**DATA PROVIDED**
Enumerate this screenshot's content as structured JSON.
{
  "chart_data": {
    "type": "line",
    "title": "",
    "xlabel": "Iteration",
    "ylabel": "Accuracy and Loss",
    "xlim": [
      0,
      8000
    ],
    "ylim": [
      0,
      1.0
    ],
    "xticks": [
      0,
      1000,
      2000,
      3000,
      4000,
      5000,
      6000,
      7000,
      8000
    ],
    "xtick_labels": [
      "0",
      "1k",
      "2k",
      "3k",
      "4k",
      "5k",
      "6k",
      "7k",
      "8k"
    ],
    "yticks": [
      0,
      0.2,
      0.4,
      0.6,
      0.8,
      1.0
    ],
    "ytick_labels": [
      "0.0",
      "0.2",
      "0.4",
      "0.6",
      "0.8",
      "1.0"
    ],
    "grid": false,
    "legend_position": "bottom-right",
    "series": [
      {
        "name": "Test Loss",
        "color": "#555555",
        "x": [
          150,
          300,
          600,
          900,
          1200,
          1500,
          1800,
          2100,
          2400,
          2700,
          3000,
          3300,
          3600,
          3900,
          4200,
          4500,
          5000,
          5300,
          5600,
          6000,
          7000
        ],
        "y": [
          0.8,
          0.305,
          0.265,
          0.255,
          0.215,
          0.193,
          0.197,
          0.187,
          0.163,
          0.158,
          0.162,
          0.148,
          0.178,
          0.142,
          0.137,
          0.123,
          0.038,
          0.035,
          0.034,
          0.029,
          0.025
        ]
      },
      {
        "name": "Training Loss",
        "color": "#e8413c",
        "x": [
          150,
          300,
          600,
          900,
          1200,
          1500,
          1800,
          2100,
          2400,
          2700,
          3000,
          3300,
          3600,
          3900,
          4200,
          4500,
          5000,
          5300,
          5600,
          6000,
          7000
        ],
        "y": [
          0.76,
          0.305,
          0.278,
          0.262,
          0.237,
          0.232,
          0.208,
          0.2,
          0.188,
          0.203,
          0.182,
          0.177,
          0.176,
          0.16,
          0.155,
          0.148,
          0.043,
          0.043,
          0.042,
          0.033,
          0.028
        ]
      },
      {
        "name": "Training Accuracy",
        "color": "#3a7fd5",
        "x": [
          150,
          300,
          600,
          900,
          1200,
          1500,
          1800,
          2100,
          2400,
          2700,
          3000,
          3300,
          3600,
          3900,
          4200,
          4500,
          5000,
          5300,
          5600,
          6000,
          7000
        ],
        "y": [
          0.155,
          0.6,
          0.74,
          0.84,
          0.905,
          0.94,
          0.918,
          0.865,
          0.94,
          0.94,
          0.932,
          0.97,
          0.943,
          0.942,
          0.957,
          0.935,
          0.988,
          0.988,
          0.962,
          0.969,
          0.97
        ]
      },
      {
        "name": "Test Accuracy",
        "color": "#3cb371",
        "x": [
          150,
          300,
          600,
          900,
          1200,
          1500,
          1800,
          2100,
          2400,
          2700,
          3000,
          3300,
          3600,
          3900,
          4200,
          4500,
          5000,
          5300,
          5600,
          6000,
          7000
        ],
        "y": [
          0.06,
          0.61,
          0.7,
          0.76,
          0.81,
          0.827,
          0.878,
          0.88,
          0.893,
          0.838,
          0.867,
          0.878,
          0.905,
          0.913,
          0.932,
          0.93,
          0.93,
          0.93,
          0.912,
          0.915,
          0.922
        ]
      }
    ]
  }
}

**WHAT IS REQUIRED**
Locate the word "Accuracy" in the records above, and return each line that has it.

**COMPLETED EXERCISE**
    "ylabel": "Accuracy and Loss",
        "name": "Training Accuracy",
        "name": "Test Accuracy",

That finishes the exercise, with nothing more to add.